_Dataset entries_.
• • •

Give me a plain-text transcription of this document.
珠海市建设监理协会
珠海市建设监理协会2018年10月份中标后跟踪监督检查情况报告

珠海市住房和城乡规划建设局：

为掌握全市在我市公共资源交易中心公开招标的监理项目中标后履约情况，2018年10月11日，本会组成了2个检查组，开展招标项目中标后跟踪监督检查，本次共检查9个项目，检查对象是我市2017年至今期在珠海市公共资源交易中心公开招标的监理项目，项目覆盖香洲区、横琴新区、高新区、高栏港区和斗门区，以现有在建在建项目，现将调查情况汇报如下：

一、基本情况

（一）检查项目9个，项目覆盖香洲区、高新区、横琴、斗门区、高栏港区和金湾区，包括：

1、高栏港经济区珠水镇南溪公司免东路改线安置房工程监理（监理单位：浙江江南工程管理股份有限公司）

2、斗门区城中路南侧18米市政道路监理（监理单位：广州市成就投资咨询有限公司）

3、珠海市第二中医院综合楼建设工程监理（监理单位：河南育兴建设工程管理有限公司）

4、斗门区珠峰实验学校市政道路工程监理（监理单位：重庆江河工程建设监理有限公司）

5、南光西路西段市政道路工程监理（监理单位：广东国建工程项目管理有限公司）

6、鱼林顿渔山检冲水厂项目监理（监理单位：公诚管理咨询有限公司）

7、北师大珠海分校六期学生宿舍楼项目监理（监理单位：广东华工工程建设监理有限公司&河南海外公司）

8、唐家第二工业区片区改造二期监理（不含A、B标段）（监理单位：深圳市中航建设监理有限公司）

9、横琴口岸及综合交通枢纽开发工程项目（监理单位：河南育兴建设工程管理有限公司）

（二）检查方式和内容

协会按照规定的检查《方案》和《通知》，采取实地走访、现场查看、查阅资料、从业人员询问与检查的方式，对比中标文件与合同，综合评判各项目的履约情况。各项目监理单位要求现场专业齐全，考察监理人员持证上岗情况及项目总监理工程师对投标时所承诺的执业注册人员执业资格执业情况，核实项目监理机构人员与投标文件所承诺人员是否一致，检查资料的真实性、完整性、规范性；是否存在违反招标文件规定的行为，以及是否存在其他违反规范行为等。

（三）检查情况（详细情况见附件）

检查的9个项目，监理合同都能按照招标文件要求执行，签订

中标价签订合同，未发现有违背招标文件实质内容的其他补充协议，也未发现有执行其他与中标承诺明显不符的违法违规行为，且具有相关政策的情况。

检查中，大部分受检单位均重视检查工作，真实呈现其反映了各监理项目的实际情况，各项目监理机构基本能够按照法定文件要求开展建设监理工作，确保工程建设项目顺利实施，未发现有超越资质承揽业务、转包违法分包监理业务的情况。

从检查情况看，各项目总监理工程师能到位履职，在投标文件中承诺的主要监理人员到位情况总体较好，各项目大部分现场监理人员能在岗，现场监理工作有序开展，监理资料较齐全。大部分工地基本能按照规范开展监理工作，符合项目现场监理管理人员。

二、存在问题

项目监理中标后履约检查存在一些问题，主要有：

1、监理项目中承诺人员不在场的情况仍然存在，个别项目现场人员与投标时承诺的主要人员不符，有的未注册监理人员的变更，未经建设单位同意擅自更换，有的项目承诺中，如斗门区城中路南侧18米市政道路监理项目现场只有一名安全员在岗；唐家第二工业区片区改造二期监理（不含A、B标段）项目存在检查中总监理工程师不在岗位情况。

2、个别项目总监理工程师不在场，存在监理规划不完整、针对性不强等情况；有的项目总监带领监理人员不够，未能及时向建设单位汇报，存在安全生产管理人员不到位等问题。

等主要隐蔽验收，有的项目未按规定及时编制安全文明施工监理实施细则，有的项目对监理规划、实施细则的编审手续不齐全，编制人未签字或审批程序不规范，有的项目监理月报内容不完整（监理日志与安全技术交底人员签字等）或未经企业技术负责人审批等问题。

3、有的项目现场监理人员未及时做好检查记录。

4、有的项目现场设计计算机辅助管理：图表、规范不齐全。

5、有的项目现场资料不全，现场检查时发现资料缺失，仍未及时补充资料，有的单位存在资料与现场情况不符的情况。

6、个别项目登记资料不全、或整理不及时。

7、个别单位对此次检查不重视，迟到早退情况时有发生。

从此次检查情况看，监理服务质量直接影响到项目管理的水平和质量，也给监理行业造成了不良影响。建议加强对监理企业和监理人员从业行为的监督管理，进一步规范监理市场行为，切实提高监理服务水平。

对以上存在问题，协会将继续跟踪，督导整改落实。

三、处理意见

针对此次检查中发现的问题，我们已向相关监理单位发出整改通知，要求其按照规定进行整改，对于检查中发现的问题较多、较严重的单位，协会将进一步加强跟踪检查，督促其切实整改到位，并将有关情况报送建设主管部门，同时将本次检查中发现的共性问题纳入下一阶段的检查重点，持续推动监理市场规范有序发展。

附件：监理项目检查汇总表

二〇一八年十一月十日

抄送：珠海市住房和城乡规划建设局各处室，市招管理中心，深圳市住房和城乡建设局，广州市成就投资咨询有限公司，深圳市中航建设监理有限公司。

• • •

State how many lines of the data include the word "广州市成就投资咨询有限公司", with nothing else.

_WRITTEN RESPONSE_. 2